- [What the exercise asks]
Work through the data below line by line and say how many lines hold "Heliocentric"; give only the number.

- [Input for this task]
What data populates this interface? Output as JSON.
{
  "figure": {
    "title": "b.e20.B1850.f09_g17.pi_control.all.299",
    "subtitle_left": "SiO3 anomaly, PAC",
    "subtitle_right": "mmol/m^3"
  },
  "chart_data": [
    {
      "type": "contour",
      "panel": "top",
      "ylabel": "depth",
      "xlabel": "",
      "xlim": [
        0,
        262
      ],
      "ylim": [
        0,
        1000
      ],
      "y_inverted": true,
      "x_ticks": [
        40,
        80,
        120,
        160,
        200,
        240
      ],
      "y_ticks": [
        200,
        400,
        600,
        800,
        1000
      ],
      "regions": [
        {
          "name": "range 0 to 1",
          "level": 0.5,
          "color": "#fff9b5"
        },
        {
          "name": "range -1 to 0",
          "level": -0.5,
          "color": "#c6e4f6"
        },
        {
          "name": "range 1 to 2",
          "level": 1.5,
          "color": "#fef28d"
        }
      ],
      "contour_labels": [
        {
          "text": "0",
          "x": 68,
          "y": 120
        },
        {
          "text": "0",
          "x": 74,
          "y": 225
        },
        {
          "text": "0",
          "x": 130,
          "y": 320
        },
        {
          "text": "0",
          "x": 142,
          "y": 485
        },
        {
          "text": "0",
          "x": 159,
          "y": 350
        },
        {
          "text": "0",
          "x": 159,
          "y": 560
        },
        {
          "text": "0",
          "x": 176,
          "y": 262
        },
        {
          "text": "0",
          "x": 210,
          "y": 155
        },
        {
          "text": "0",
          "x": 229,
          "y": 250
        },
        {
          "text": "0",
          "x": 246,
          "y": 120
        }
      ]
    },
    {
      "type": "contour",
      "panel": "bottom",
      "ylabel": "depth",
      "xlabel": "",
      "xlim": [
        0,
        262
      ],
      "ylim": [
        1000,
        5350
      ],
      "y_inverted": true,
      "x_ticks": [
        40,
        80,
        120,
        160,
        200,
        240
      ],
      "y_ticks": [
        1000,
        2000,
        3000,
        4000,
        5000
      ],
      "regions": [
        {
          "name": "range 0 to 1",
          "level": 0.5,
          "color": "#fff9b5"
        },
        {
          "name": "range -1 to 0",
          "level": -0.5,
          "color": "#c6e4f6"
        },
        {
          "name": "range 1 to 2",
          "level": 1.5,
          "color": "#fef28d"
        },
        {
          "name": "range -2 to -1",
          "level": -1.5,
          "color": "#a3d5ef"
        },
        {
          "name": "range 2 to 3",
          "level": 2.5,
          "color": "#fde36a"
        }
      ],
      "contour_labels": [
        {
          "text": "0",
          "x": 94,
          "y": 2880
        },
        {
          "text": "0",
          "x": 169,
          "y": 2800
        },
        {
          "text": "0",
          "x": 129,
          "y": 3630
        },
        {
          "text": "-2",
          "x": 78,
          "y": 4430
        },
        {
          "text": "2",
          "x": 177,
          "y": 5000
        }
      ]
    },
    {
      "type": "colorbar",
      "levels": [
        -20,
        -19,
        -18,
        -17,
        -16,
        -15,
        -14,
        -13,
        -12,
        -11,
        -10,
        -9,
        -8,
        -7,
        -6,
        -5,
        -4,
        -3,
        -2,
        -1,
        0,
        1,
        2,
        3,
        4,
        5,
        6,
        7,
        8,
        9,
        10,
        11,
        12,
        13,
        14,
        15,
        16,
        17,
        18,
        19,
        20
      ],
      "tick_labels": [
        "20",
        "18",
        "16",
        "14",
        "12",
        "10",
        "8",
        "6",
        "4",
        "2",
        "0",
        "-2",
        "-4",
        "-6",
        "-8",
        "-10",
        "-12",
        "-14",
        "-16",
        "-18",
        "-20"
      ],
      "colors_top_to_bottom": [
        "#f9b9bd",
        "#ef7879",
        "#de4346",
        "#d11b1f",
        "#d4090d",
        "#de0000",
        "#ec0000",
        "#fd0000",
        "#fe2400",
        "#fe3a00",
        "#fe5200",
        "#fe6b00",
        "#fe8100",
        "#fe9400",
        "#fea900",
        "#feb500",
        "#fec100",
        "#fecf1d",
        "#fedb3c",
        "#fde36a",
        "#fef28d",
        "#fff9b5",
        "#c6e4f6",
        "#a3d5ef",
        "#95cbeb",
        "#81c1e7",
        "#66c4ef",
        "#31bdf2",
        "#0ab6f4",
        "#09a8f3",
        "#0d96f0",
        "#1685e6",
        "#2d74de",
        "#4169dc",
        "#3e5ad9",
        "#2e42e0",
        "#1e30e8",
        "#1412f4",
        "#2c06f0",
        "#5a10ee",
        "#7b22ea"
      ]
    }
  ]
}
...
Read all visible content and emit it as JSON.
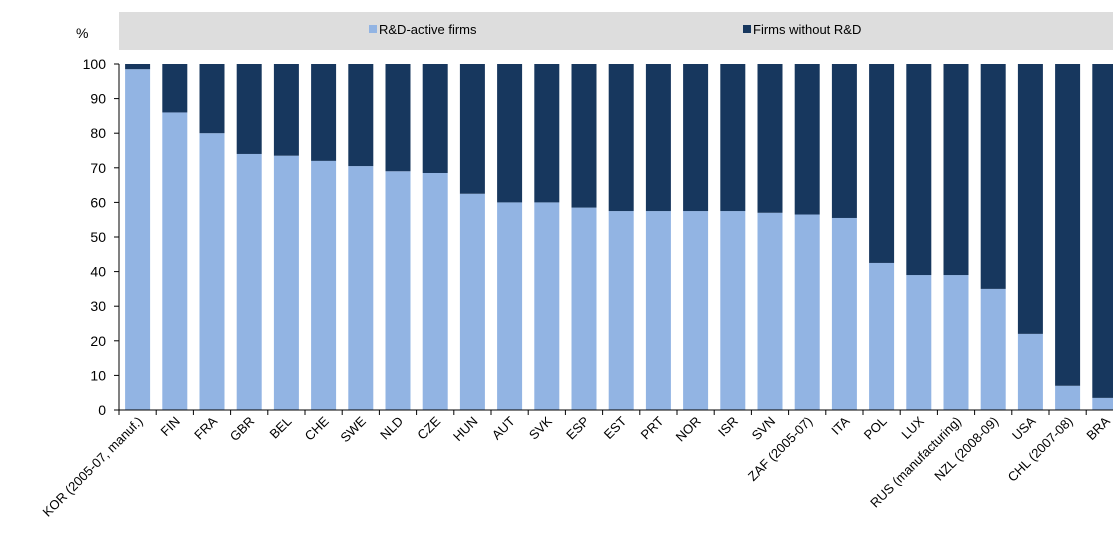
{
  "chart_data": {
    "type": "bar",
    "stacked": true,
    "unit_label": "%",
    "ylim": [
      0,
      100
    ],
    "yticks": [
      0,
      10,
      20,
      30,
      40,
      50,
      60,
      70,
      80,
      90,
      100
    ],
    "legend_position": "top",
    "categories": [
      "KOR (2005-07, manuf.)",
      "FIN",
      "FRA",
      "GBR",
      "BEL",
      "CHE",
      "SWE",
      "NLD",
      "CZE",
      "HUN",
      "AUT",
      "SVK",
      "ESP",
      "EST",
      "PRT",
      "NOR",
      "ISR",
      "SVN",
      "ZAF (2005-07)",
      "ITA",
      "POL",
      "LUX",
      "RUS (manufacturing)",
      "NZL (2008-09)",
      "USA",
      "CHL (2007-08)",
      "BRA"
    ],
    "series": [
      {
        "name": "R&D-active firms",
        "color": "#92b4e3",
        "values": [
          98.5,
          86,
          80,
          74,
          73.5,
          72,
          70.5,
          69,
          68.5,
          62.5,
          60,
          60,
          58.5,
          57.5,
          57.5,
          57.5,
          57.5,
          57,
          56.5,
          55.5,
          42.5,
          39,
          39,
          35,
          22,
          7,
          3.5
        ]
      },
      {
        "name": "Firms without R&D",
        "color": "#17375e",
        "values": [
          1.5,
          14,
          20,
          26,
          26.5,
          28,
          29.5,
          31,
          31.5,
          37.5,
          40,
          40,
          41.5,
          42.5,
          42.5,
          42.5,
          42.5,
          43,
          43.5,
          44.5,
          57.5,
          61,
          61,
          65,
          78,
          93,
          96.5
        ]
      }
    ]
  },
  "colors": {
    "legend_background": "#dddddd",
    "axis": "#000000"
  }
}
--
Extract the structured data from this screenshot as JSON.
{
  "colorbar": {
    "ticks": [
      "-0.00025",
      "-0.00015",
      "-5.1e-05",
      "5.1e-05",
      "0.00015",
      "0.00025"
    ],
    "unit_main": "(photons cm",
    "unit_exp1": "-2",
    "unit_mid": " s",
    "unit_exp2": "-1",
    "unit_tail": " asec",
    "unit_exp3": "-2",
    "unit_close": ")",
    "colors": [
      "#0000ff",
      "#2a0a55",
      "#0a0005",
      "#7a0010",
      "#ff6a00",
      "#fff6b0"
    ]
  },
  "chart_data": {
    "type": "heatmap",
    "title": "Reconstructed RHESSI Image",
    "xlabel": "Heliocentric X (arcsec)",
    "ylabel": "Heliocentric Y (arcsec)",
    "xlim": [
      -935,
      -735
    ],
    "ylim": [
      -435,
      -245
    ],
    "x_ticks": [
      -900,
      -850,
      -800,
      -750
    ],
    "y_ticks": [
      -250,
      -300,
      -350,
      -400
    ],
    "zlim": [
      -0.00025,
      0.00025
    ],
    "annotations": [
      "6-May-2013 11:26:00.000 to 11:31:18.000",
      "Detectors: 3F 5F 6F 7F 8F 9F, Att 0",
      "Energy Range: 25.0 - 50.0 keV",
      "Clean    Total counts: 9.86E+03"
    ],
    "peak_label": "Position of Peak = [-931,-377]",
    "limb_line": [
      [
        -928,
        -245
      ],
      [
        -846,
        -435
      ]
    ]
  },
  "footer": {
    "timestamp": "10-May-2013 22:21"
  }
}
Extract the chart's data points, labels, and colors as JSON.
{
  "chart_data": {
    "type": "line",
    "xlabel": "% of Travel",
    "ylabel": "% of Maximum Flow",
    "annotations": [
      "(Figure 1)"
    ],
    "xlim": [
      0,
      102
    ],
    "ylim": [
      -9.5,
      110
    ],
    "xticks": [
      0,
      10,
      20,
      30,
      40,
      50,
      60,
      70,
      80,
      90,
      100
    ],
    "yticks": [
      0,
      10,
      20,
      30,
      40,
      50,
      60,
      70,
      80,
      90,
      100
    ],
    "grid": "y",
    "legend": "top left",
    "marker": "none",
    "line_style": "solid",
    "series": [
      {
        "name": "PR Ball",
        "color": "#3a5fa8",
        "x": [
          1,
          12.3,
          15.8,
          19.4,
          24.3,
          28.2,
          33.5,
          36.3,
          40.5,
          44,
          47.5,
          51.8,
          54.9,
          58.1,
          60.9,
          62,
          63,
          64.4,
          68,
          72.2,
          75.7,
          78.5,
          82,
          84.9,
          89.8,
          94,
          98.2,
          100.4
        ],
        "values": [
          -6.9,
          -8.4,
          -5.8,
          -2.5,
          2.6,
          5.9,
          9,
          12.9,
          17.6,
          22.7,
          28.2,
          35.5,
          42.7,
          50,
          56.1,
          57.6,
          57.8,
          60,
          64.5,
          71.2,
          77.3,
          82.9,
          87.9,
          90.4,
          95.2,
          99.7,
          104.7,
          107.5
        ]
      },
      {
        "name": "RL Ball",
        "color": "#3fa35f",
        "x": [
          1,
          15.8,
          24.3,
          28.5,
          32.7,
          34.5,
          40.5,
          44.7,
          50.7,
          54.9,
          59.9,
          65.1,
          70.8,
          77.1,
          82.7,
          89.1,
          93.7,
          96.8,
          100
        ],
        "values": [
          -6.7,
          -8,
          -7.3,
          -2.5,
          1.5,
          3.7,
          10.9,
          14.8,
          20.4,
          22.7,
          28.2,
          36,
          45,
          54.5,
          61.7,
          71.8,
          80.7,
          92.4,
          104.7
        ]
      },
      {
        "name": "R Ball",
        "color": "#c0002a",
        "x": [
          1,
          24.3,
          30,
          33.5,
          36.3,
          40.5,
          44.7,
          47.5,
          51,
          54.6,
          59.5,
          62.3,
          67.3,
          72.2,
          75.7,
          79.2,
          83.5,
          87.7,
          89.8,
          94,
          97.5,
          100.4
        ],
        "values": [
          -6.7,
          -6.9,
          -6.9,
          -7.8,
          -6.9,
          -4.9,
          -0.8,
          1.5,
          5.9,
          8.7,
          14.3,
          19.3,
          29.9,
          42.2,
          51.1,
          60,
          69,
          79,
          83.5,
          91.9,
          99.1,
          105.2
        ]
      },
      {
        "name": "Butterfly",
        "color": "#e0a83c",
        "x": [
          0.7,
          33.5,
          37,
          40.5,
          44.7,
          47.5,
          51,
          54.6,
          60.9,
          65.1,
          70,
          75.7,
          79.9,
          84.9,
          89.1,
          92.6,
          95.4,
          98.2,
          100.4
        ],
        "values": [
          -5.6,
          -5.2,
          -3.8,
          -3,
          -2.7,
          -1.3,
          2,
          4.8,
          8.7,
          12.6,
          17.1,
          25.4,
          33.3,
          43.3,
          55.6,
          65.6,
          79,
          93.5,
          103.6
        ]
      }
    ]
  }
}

- [Final result]
2